Direction » Scan the entries below and extract each line with the word "Friedrich" in it.

##### Data for the task #####

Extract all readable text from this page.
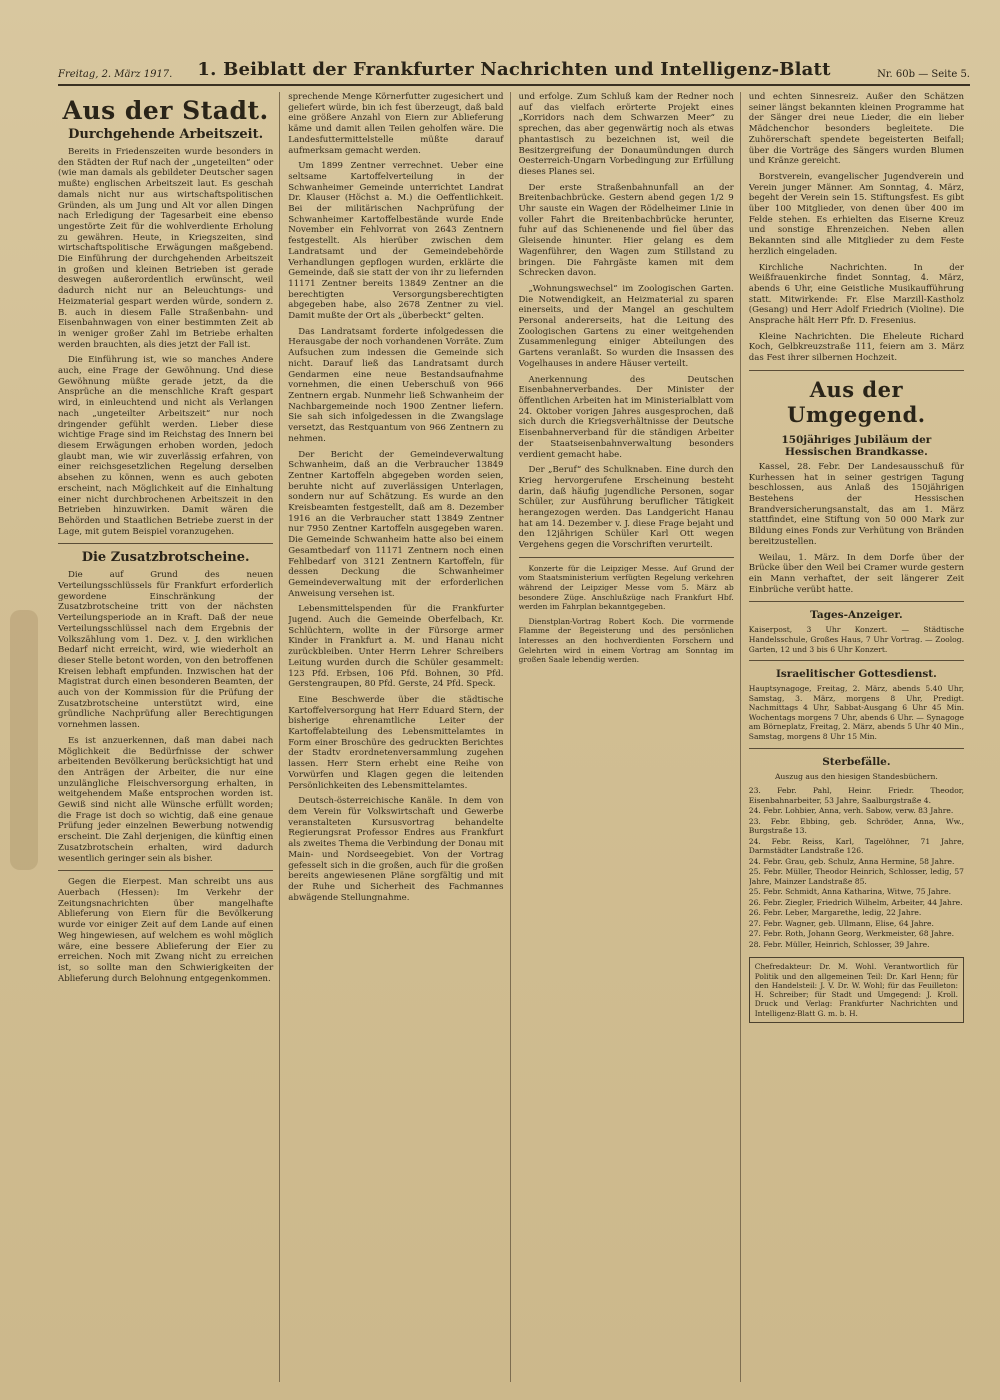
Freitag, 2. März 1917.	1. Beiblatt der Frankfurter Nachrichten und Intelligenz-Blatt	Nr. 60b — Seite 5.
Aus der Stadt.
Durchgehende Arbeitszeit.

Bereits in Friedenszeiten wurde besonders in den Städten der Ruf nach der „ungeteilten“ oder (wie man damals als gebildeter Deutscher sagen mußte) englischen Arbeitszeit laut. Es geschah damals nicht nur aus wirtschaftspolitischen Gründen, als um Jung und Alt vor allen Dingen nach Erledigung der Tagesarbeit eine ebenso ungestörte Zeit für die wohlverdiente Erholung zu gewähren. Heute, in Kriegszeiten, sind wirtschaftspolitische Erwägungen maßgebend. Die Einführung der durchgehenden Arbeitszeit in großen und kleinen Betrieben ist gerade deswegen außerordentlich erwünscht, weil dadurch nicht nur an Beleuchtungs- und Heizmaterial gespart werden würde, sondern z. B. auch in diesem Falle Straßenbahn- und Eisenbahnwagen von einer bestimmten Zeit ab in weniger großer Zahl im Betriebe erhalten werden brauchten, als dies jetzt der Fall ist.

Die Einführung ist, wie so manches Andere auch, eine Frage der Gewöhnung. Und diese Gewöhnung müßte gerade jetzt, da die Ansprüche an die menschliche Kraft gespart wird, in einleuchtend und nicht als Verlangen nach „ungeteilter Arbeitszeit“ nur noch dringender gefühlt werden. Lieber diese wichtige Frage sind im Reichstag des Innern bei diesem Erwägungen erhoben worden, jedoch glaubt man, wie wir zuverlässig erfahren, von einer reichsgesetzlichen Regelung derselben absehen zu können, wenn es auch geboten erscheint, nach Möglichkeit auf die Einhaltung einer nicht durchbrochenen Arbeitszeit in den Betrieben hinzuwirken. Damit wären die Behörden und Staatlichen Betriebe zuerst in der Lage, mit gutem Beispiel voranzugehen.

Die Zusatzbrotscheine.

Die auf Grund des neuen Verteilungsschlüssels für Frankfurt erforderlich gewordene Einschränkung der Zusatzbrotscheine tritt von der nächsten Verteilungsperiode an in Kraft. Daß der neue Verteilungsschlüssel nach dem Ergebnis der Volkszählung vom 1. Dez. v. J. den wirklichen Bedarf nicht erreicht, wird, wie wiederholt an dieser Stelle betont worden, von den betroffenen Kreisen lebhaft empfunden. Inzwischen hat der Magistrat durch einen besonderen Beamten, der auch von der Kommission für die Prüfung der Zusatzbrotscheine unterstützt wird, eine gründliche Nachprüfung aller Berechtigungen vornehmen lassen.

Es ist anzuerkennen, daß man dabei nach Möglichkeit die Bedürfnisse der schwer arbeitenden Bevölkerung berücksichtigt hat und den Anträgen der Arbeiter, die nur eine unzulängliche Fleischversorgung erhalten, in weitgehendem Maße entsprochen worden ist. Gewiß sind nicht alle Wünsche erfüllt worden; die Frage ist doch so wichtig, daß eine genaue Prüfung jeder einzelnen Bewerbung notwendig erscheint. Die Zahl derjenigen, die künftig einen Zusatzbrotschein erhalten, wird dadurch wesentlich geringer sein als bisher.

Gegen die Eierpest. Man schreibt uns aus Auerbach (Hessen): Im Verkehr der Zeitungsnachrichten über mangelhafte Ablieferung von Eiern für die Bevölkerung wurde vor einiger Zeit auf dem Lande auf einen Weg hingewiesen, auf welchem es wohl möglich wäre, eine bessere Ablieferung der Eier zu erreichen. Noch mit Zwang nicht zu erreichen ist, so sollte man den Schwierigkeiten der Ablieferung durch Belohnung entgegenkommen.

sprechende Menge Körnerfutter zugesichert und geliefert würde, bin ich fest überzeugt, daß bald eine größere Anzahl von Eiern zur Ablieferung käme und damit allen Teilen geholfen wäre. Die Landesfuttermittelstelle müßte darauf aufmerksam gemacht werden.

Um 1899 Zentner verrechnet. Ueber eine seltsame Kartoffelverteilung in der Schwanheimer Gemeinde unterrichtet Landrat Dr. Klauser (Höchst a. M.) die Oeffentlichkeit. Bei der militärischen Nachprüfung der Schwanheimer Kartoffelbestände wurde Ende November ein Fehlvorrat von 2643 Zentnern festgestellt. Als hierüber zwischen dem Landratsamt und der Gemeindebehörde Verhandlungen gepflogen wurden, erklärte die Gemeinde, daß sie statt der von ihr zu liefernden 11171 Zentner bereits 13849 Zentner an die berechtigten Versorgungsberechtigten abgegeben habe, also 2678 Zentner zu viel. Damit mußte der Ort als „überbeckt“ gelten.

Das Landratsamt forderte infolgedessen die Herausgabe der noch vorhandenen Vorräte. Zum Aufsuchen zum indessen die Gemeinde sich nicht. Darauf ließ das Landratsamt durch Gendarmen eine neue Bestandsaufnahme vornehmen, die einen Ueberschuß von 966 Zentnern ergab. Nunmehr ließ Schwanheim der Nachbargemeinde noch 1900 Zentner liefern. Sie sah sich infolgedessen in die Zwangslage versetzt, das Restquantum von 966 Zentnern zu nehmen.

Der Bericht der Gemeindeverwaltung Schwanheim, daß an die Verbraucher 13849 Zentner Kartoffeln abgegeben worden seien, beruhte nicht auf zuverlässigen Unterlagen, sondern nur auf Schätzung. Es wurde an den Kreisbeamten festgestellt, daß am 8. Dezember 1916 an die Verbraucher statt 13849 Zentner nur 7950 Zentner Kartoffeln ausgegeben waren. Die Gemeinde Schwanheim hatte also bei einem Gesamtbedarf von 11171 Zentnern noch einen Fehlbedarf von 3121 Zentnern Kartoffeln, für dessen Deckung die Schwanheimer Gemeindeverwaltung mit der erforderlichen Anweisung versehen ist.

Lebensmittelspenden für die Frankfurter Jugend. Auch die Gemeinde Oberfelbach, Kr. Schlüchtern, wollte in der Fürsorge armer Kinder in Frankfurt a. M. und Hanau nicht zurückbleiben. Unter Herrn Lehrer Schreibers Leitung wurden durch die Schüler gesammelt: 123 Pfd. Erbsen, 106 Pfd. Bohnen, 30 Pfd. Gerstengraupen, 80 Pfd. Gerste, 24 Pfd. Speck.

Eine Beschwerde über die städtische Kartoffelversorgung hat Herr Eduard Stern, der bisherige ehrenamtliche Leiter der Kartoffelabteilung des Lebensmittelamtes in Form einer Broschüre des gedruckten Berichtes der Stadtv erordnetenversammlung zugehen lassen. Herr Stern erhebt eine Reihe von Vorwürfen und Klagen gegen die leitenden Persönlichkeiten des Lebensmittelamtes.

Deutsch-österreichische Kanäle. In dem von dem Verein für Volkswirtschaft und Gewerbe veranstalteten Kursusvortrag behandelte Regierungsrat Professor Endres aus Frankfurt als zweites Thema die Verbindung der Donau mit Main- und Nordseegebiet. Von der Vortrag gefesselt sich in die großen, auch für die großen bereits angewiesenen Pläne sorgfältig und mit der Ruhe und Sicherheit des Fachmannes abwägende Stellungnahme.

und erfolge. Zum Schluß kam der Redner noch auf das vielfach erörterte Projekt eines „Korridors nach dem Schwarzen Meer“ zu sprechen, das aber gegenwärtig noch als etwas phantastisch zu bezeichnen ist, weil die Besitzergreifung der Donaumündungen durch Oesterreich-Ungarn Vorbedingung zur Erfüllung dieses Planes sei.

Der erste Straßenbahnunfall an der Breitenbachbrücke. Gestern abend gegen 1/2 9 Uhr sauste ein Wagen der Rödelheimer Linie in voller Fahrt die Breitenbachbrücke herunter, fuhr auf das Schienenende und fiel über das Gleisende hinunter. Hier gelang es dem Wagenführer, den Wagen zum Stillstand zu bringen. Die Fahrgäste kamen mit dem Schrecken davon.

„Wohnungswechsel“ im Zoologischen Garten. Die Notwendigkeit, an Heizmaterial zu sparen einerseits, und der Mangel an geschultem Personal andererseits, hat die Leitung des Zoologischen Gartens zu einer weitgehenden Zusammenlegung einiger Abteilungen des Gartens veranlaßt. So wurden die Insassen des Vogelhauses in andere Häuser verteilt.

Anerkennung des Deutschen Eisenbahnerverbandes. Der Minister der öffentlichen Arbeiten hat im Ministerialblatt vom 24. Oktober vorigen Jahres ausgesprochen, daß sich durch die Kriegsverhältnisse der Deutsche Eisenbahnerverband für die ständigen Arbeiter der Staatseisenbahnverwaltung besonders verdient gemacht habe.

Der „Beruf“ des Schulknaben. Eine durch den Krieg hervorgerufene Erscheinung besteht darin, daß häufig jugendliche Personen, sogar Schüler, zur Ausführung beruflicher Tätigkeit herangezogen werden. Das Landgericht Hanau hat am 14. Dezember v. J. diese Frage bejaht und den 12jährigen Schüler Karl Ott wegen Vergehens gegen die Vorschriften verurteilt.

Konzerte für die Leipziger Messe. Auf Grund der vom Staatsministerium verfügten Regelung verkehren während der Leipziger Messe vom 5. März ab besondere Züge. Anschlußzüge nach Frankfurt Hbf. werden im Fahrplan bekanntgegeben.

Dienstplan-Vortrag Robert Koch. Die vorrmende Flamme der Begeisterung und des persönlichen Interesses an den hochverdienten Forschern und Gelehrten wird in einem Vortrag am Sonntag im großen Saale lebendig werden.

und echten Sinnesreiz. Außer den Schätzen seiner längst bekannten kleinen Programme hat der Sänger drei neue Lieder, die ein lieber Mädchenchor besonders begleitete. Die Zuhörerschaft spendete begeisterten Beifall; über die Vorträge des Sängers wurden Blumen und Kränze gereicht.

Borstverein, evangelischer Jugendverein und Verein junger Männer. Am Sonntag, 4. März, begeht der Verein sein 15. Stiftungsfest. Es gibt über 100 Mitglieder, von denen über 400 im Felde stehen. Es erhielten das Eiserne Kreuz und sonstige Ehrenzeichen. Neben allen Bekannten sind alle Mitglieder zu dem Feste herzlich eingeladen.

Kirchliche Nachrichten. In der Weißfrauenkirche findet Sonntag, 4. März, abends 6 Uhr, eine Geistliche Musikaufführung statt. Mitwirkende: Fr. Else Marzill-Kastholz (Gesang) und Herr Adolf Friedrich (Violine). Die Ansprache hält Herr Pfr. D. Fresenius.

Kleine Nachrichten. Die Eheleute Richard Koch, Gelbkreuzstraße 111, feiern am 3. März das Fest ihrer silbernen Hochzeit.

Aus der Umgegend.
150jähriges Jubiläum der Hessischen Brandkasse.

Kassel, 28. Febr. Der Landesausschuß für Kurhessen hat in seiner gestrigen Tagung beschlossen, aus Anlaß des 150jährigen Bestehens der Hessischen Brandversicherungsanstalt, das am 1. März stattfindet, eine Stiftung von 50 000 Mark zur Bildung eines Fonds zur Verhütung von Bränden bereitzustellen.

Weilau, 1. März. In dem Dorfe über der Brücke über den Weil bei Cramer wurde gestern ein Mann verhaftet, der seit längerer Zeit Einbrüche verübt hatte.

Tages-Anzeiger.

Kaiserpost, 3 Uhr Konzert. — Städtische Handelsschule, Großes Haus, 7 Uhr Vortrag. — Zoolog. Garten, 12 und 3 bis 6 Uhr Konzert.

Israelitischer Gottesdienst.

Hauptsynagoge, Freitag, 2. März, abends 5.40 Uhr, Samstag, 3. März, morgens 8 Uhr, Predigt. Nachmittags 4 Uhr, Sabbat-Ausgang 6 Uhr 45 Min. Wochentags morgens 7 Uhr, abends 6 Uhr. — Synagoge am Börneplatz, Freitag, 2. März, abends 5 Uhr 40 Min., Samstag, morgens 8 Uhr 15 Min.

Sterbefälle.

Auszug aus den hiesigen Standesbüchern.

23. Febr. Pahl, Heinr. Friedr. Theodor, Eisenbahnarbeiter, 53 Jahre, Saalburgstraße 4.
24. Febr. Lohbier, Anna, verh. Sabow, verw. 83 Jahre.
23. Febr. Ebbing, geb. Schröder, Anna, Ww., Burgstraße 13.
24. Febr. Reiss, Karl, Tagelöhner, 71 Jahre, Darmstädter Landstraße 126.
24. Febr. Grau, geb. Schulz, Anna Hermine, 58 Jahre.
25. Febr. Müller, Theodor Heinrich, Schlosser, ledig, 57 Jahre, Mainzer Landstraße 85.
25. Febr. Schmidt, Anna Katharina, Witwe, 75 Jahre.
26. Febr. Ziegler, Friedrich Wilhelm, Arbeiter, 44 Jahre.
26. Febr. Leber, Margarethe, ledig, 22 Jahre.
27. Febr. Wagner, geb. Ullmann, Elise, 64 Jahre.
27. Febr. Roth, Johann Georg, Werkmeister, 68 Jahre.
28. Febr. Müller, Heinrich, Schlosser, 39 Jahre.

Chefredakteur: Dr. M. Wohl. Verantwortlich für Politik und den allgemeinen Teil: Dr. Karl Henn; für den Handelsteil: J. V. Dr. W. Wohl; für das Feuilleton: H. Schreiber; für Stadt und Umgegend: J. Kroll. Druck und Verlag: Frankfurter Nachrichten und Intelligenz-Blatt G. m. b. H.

#####
##### Data for the task #####

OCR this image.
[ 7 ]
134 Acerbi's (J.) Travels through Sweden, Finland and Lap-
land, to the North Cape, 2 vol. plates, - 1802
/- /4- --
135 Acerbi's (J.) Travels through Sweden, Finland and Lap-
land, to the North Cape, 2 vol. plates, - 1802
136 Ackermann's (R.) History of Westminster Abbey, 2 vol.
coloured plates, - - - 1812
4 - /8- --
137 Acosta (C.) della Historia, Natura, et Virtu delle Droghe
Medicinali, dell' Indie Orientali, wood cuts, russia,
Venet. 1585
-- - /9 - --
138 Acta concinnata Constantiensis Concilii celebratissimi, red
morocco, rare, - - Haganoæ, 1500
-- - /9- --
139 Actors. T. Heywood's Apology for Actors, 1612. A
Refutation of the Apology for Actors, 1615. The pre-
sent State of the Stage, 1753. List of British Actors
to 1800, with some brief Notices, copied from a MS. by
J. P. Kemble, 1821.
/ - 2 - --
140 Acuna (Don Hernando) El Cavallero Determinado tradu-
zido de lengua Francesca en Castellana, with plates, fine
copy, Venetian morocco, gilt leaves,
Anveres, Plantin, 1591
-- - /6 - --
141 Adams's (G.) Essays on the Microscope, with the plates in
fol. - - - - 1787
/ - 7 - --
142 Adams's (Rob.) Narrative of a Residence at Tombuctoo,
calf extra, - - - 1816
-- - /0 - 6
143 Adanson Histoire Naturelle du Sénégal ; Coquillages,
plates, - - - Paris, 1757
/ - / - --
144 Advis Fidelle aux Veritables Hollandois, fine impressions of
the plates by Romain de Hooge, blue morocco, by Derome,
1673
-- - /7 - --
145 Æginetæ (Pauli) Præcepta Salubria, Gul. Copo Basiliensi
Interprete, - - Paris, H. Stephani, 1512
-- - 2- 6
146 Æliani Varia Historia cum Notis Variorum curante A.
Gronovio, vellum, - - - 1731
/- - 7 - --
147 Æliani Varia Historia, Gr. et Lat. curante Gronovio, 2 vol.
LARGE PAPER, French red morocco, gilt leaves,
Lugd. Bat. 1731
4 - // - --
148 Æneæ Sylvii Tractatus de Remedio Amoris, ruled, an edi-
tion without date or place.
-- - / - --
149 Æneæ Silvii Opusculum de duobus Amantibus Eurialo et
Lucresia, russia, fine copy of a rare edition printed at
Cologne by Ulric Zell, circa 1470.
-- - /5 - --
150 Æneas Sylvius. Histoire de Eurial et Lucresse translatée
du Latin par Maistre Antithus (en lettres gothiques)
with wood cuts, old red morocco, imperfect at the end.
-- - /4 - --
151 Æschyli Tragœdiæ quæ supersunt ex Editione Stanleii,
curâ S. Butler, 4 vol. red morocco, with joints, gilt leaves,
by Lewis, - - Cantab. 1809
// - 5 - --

#####

Written response »
Kirchliche Nachrichten. In der Weißfrauenkirche findet Sonntag, 4. März, abends 6 Uhr, eine Geistliche Musikaufführung statt. Mitwirkende: Fr. Else Marzill-Kastholz (Gesang) und Herr Adolf Friedrich (Violine). Die Ansprache hält Herr Pfr. D. Fresenius.
26. Febr. Ziegler, Friedrich Wilhelm, Arbeiter, 44 Jahre.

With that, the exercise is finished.